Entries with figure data
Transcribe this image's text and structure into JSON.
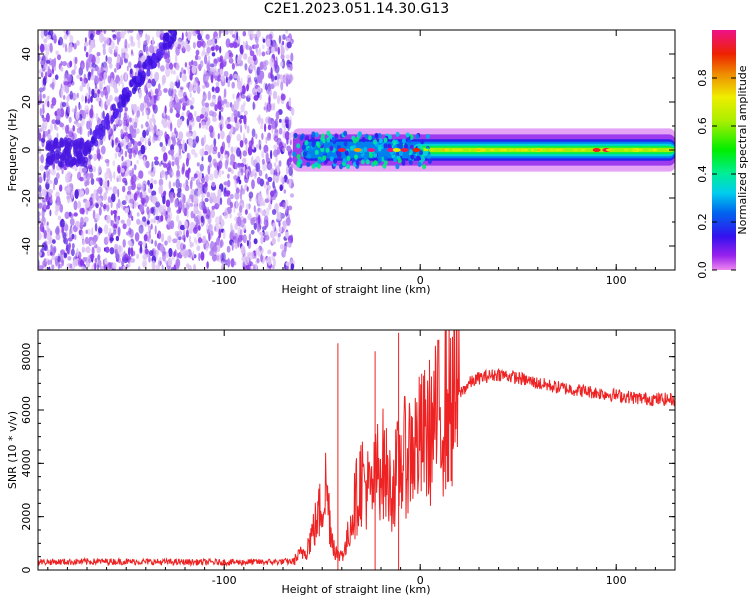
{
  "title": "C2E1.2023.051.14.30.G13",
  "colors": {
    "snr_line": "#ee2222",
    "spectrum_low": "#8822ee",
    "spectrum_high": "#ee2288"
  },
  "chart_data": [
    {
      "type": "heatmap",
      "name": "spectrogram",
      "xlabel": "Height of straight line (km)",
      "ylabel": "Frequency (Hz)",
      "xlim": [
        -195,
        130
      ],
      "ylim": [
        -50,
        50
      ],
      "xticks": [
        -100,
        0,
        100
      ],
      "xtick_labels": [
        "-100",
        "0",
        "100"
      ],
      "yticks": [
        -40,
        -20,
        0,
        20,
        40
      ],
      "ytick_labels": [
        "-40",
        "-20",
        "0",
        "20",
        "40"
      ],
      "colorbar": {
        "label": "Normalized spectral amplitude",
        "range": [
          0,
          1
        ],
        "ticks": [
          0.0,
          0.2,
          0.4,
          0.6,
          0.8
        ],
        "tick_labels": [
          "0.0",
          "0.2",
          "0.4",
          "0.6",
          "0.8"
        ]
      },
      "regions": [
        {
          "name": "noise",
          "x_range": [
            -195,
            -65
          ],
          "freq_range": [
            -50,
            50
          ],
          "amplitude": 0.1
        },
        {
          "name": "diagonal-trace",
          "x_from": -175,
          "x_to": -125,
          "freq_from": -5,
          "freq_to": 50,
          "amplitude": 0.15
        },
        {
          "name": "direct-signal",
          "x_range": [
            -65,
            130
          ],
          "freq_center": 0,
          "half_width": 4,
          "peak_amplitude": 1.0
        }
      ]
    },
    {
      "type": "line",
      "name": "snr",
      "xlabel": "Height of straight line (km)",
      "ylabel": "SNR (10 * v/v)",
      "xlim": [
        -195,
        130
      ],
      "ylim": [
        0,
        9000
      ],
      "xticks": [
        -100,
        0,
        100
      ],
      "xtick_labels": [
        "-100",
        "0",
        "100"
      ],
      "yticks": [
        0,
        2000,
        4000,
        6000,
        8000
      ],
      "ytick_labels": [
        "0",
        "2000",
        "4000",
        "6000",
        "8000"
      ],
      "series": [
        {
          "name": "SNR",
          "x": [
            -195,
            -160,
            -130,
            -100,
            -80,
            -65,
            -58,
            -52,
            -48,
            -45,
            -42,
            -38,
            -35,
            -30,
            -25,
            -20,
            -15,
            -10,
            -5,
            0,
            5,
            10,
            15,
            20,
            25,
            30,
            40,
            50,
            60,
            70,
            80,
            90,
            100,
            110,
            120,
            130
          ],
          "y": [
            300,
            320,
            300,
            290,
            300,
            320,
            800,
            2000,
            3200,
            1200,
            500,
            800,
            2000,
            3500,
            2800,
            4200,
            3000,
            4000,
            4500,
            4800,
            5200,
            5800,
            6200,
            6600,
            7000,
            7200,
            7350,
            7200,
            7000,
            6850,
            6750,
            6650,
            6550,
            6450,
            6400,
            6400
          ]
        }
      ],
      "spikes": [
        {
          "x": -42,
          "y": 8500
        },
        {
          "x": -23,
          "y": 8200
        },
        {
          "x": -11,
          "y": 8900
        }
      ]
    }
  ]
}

Task instructions - Can the entries above be repeated exactly, without their pictures?

Result of the task -
Transcribe this image's text and structure into JSON.
{
  "title": "C2E1.2023.051.14.30.G13",
  "colors": {
    "snr_line": "#ee2222",
    "spectrum_low": "#8822ee",
    "spectrum_high": "#ee2288"
  },
  "chart_data": [
    {
      "type": "heatmap",
      "name": "spectrogram",
      "xlabel": "Height of straight line (km)",
      "ylabel": "Frequency (Hz)",
      "xlim": [
        -195,
        130
      ],
      "ylim": [
        -50,
        50
      ],
      "xticks": [
        -100,
        0,
        100
      ],
      "xtick_labels": [
        "-100",
        "0",
        "100"
      ],
      "yticks": [
        -40,
        -20,
        0,
        20,
        40
      ],
      "ytick_labels": [
        "-40",
        "-20",
        "0",
        "20",
        "40"
      ],
      "colorbar": {
        "label": "Normalized spectral amplitude",
        "range": [
          0,
          1
        ],
        "ticks": [
          0.0,
          0.2,
          0.4,
          0.6,
          0.8
        ],
        "tick_labels": [
          "0.0",
          "0.2",
          "0.4",
          "0.6",
          "0.8"
        ]
      },
      "regions": [
        {
          "name": "noise",
          "x_range": [
            -195,
            -65
          ],
          "freq_range": [
            -50,
            50
          ],
          "amplitude": 0.1
        },
        {
          "name": "diagonal-trace",
          "x_from": -175,
          "x_to": -125,
          "freq_from": -5,
          "freq_to": 50,
          "amplitude": 0.15
        },
        {
          "name": "direct-signal",
          "x_range": [
            -65,
            130
          ],
          "freq_center": 0,
          "half_width": 4,
          "peak_amplitude": 1.0
        }
      ]
    },
    {
      "type": "line",
      "name": "snr",
      "xlabel": "Height of straight line (km)",
      "ylabel": "SNR (10 * v/v)",
      "xlim": [
        -195,
        130
      ],
      "ylim": [
        0,
        9000
      ],
      "xticks": [
        -100,
        0,
        100
      ],
      "xtick_labels": [
        "-100",
        "0",
        "100"
      ],
      "yticks": [
        0,
        2000,
        4000,
        6000,
        8000
      ],
      "ytick_labels": [
        "0",
        "2000",
        "4000",
        "6000",
        "8000"
      ],
      "series": [
        {
          "name": "SNR",
          "x": [
            -195,
            -160,
            -130,
            -100,
            -80,
            -65,
            -58,
            -52,
            -48,
            -45,
            -42,
            -38,
            -35,
            -30,
            -25,
            -20,
            -15,
            -10,
            -5,
            0,
            5,
            10,
            15,
            20,
            25,
            30,
            40,
            50,
            60,
            70,
            80,
            90,
            100,
            110,
            120,
            130
          ],
          "y": [
            300,
            320,
            300,
            290,
            300,
            320,
            800,
            2000,
            3200,
            1200,
            500,
            800,
            2000,
            3500,
            2800,
            4200,
            3000,
            4000,
            4500,
            4800,
            5200,
            5800,
            6200,
            6600,
            7000,
            7200,
            7350,
            7200,
            7000,
            6850,
            6750,
            6650,
            6550,
            6450,
            6400,
            6400
          ]
        }
      ],
      "spikes": [
        {
          "x": -42,
          "y": 8500
        },
        {
          "x": -23,
          "y": 8200
        },
        {
          "x": -11,
          "y": 8900
        }
      ]
    }
  ]
}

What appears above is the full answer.